- Set problem -
Your answer is a single number: the count of lines that contain the string "Very".
^^^^
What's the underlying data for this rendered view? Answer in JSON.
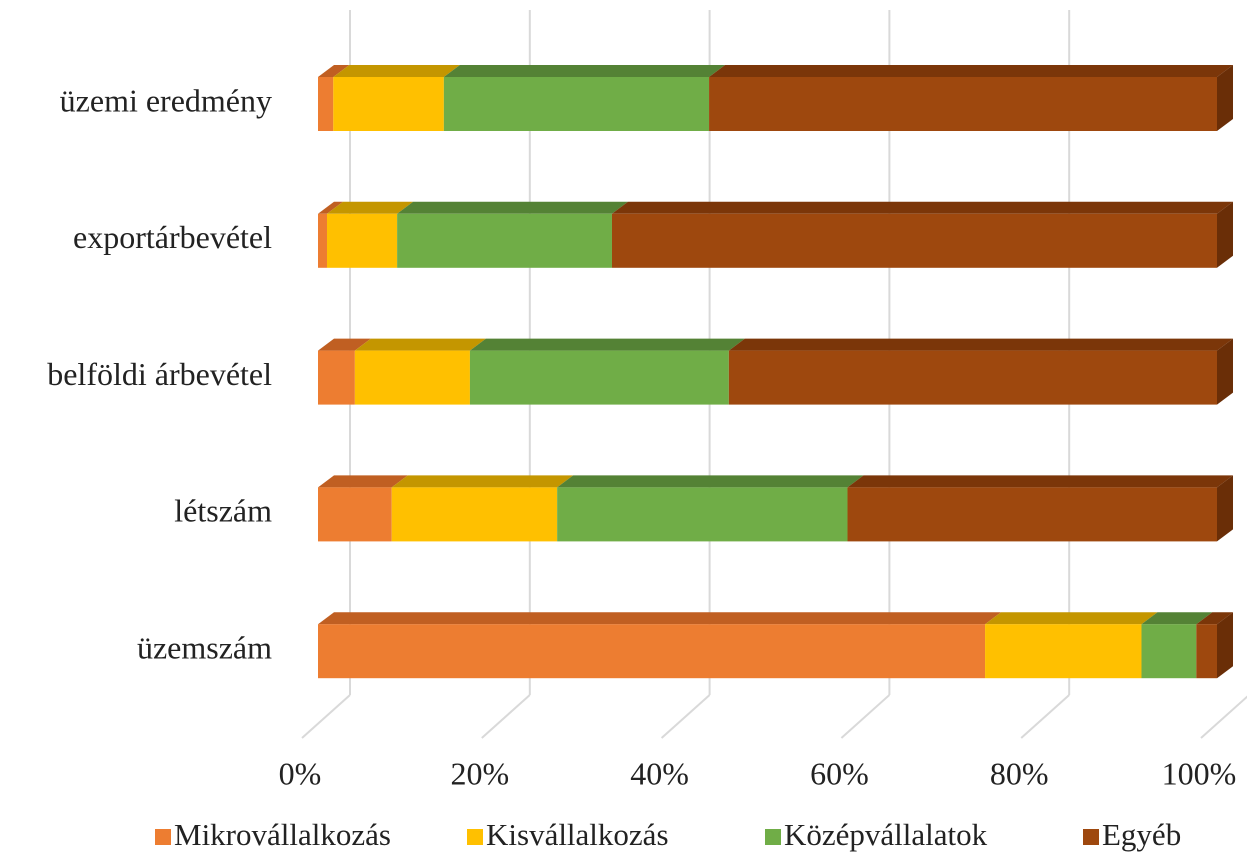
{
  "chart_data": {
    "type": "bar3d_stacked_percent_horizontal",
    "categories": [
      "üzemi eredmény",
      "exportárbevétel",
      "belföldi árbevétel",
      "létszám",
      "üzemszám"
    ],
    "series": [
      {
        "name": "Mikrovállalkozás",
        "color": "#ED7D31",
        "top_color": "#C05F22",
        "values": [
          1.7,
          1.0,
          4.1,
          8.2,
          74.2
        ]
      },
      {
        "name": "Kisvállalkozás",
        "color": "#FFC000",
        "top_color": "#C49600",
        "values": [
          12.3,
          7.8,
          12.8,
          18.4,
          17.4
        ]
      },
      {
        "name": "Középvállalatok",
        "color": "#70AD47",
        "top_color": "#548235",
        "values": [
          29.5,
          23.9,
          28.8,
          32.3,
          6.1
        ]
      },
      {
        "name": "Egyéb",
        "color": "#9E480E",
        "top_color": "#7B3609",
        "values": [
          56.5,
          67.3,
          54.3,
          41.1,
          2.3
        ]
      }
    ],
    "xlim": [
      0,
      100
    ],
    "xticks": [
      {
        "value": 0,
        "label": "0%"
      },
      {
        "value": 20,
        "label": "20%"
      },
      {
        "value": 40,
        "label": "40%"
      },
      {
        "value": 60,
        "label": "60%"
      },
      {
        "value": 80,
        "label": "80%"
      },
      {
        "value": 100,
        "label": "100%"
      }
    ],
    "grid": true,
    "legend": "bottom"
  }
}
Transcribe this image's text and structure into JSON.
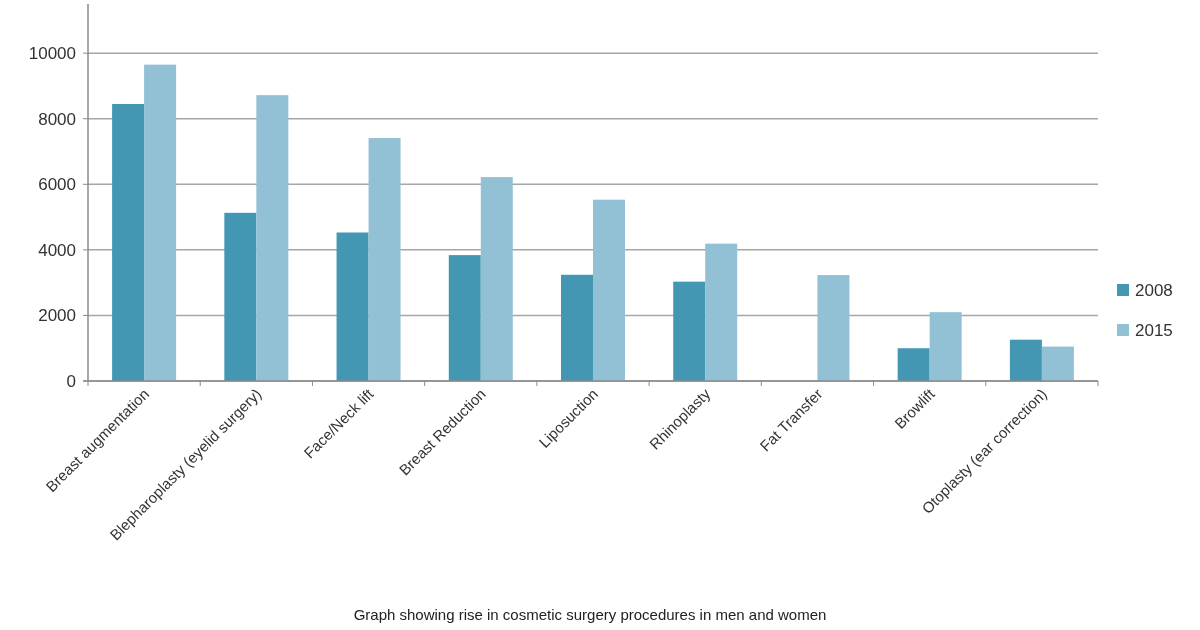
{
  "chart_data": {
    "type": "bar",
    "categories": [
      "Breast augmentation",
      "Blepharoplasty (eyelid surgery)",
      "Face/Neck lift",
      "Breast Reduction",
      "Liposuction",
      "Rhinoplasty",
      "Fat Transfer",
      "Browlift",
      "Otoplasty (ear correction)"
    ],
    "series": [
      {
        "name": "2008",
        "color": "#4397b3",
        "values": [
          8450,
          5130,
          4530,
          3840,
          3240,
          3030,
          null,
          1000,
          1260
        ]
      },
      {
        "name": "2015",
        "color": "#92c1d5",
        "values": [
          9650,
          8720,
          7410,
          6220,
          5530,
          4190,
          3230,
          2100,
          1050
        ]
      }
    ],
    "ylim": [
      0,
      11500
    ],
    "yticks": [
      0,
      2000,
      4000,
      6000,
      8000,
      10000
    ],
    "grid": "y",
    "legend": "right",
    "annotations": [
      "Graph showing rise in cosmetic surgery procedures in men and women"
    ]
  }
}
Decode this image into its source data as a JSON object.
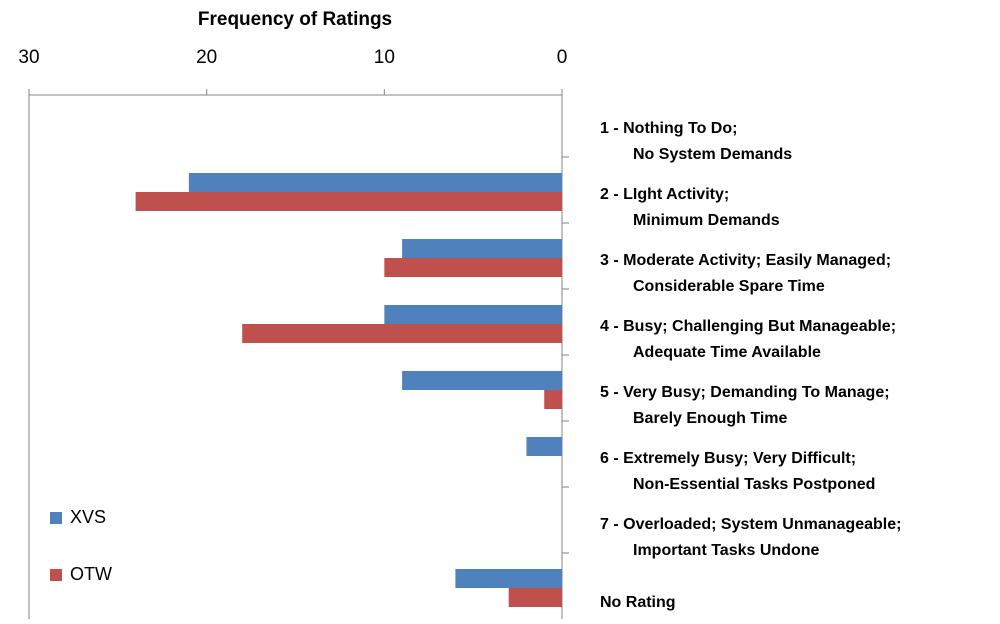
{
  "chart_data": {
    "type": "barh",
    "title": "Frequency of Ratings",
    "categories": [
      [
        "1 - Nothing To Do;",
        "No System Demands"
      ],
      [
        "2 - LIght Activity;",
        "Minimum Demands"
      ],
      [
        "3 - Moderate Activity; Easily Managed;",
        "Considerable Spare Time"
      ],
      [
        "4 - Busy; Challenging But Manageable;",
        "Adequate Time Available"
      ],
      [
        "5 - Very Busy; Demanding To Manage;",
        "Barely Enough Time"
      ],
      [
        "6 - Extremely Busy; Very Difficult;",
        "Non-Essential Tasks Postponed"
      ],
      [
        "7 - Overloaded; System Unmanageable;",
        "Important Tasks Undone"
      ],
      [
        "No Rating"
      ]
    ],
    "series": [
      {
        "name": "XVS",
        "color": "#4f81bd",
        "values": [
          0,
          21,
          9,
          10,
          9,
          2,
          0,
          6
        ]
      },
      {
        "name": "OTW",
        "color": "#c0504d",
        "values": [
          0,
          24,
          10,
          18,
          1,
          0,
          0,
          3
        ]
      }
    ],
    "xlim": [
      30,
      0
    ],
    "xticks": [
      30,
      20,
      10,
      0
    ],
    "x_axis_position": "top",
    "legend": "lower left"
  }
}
^^^^
- Exercise response -
2